━━━━━ MATERIAL TO PROCESS ━━━━━

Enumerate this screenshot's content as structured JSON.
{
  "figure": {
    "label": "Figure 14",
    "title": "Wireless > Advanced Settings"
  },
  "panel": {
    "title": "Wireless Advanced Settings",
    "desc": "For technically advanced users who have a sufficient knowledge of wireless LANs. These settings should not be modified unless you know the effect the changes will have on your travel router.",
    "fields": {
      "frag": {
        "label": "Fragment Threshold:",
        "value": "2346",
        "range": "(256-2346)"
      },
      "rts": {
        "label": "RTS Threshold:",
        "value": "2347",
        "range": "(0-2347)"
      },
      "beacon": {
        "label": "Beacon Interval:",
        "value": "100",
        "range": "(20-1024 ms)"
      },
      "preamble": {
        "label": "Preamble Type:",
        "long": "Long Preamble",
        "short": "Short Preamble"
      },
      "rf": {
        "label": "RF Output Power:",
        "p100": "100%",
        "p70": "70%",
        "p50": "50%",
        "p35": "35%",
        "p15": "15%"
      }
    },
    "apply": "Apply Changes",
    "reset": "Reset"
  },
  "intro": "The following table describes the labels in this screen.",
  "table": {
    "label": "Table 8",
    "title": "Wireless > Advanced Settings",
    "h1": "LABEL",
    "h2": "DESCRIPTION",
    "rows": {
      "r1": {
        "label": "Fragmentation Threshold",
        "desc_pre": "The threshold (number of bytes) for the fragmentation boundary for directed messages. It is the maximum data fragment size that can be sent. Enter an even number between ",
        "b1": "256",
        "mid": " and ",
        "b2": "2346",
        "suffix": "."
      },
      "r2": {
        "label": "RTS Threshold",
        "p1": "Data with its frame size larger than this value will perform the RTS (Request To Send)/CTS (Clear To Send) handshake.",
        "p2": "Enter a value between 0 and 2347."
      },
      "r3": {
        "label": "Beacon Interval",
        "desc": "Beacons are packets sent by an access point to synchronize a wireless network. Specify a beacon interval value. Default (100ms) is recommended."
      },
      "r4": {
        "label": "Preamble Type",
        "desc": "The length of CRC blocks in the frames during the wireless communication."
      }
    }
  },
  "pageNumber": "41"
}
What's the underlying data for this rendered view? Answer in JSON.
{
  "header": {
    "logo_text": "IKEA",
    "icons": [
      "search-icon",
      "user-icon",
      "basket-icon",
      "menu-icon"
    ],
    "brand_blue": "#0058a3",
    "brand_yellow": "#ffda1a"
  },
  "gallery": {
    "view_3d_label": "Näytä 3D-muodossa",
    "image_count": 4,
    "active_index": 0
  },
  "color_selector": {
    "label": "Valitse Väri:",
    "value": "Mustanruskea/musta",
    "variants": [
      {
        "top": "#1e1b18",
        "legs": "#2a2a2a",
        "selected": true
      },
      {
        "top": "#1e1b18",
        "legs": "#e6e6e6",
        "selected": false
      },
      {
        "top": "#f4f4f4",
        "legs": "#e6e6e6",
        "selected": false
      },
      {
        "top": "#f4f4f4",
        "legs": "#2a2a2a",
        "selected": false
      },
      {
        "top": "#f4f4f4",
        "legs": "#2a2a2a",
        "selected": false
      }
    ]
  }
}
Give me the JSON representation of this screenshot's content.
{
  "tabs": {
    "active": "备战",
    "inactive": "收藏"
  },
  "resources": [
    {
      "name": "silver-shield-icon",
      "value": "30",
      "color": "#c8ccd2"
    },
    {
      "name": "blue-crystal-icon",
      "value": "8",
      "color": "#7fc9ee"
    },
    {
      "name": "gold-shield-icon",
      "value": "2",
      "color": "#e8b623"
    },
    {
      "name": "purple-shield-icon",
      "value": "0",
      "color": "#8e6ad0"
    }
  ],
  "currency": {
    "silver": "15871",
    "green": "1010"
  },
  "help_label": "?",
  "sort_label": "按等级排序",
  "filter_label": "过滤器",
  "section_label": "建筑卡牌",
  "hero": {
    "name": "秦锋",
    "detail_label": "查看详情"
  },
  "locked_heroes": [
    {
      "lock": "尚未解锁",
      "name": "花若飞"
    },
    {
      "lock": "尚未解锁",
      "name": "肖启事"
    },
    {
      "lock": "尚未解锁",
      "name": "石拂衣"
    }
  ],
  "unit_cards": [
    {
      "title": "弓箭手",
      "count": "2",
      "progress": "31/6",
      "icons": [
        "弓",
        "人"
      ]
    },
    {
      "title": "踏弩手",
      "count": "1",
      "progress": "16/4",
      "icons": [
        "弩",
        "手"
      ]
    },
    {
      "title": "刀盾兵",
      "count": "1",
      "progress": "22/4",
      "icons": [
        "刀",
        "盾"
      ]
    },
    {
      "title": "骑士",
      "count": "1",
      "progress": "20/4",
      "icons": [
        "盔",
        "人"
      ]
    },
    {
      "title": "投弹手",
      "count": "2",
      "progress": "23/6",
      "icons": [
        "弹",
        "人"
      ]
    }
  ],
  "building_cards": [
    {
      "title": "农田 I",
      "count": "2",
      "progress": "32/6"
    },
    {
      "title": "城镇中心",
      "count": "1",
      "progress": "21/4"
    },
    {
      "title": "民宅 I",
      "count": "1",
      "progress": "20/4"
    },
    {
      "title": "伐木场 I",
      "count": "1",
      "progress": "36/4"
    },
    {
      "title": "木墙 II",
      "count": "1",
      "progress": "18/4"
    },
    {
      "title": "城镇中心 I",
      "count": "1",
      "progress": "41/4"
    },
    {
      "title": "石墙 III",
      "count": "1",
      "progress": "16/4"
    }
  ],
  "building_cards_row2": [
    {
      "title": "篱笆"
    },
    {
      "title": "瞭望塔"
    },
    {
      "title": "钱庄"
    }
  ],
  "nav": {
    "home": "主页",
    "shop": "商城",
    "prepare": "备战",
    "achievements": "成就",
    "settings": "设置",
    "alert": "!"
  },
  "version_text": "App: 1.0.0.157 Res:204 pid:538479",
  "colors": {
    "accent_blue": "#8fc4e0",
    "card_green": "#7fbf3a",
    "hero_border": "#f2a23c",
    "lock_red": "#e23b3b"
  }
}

━━━━━

PROBLEM DETAILS >> Copy the data above exactly. Every line must be included.

WRITTEN RESPONSE >>
Enumerate this screenshot's content as structured JSON.
{
  "figure": {
    "label": "Figure 14",
    "title": "Wireless > Advanced Settings"
  },
  "panel": {
    "title": "Wireless Advanced Settings",
    "desc": "For technically advanced users who have a sufficient knowledge of wireless LANs. These settings should not be modified unless you know the effect the changes will have on your travel router.",
    "fields": {
      "frag": {
        "label": "Fragment Threshold:",
        "value": "2346",
        "range": "(256-2346)"
      },
      "rts": {
        "label": "RTS Threshold:",
        "value": "2347",
        "range": "(0-2347)"
      },
      "beacon": {
        "label": "Beacon Interval:",
        "value": "100",
        "range": "(20-1024 ms)"
      },
      "preamble": {
        "label": "Preamble Type:",
        "long": "Long Preamble",
        "short": "Short Preamble"
      },
      "rf": {
        "label": "RF Output Power:",
        "p100": "100%",
        "p70": "70%",
        "p50": "50%",
        "p35": "35%",
        "p15": "15%"
      }
    },
    "apply": "Apply Changes",
    "reset": "Reset"
  },
  "intro": "The following table describes the labels in this screen.",
  "table": {
    "label": "Table 8",
    "title": "Wireless > Advanced Settings",
    "h1": "LABEL",
    "h2": "DESCRIPTION",
    "rows": {
      "r1": {
        "label": "Fragmentation Threshold",
        "desc_pre": "The threshold (number of bytes) for the fragmentation boundary for directed messages. It is the maximum data fragment size that can be sent. Enter an even number between ",
        "b1": "256",
        "mid": " and ",
        "b2": "2346",
        "suffix": "."
      },
      "r2": {
        "label": "RTS Threshold",
        "p1": "Data with its frame size larger than this value will perform the RTS (Request To Send)/CTS (Clear To Send) handshake.",
        "p2": "Enter a value between 0 and 2347."
      },
      "r3": {
        "label": "Beacon Interval",
        "desc": "Beacons are packets sent by an access point to synchronize a wireless network. Specify a beacon interval value. Default (100ms) is recommended."
      },
      "r4": {
        "label": "Preamble Type",
        "desc": "The length of CRC blocks in the frames during the wireless communication."
      }
    }
  },
  "pageNumber": "41"
}
What's the underlying data for this rendered view? Answer in JSON.
{
  "header": {
    "logo_text": "IKEA",
    "icons": [
      "search-icon",
      "user-icon",
      "basket-icon",
      "menu-icon"
    ],
    "brand_blue": "#0058a3",
    "brand_yellow": "#ffda1a"
  },
  "gallery": {
    "view_3d_label": "Näytä 3D-muodossa",
    "image_count": 4,
    "active_index": 0
  },
  "color_selector": {
    "label": "Valitse Väri:",
    "value": "Mustanruskea/musta",
    "variants": [
      {
        "top": "#1e1b18",
        "legs": "#2a2a2a",
        "selected": true
      },
      {
        "top": "#1e1b18",
        "legs": "#e6e6e6",
        "selected": false
      },
      {
        "top": "#f4f4f4",
        "legs": "#e6e6e6",
        "selected": false
      },
      {
        "top": "#f4f4f4",
        "legs": "#2a2a2a",
        "selected": false
      },
      {
        "top": "#f4f4f4",
        "legs": "#2a2a2a",
        "selected": false
      }
    ]
  }
}
Give me the JSON representation of this screenshot's content.
{
  "tabs": {
    "active": "备战",
    "inactive": "收藏"
  },
  "resources": [
    {
      "name": "silver-shield-icon",
      "value": "30",
      "color": "#c8ccd2"
    },
    {
      "name": "blue-crystal-icon",
      "value": "8",
      "color": "#7fc9ee"
    },
    {
      "name": "gold-shield-icon",
      "value": "2",
      "color": "#e8b623"
    },
    {
      "name": "purple-shield-icon",
      "value": "0",
      "color": "#8e6ad0"
    }
  ],
  "currency": {
    "silver": "15871",
    "green": "1010"
  },
  "help_label": "?",
  "sort_label": "按等级排序",
  "filter_label": "过滤器",
  "section_label": "建筑卡牌",
  "hero": {
    "name": "秦锋",
    "detail_label": "查看详情"
  },
  "locked_heroes": [
    {
      "lock": "尚未解锁",
      "name": "花若飞"
    },
    {
      "lock": "尚未解锁",
      "name": "肖启事"
    },
    {
      "lock": "尚未解锁",
      "name": "石拂衣"
    }
  ],
  "unit_cards": [
    {
      "title": "弓箭手",
      "count": "2",
      "progress": "31/6",
      "icons": [
        "弓",
        "人"
      ]
    },
    {
      "title": "踏弩手",
      "count": "1",
      "progress": "16/4",
      "icons": [
        "弩",
        "手"
      ]
    },
    {
      "title": "刀盾兵",
      "count": "1",
      "progress": "22/4",
      "icons": [
        "刀",
        "盾"
      ]
    },
    {
      "title": "骑士",
      "count": "1",
      "progress": "20/4",
      "icons": [
        "盔",
        "人"
      ]
    },
    {
      "title": "投弹手",
      "count": "2",
      "progress": "23/6",
      "icons": [
        "弹",
        "人"
      ]
    }
  ],
  "building_cards": [
    {
      "title": "农田 I",
      "count": "2",
      "progress": "32/6"
    },
    {
      "title": "城镇中心",
      "count": "1",
      "progress": "21/4"
    },
    {
      "title": "民宅 I",
      "count": "1",
      "progress": "20/4"
    },
    {
      "title": "伐木场 I",
      "count": "1",
      "progress": "36/4"
    },
    {
      "title": "木墙 II",
      "count": "1",
      "progress": "18/4"
    },
    {
      "title": "城镇中心 I",
      "count": "1",
      "progress": "41/4"
    },
    {
      "title": "石墙 III",
      "count": "1",
      "progress": "16/4"
    }
  ],
  "building_cards_row2": [
    {
      "title": "篱笆"
    },
    {
      "title": "瞭望塔"
    },
    {
      "title": "钱庄"
    }
  ],
  "nav": {
    "home": "主页",
    "shop": "商城",
    "prepare": "备战",
    "achievements": "成就",
    "settings": "设置",
    "alert": "!"
  },
  "version_text": "App: 1.0.0.157 Res:204 pid:538479",
  "colors": {
    "accent_blue": "#8fc4e0",
    "card_green": "#7fbf3a",
    "hero_border": "#f2a23c",
    "lock_red": "#e23b3b"
  }
}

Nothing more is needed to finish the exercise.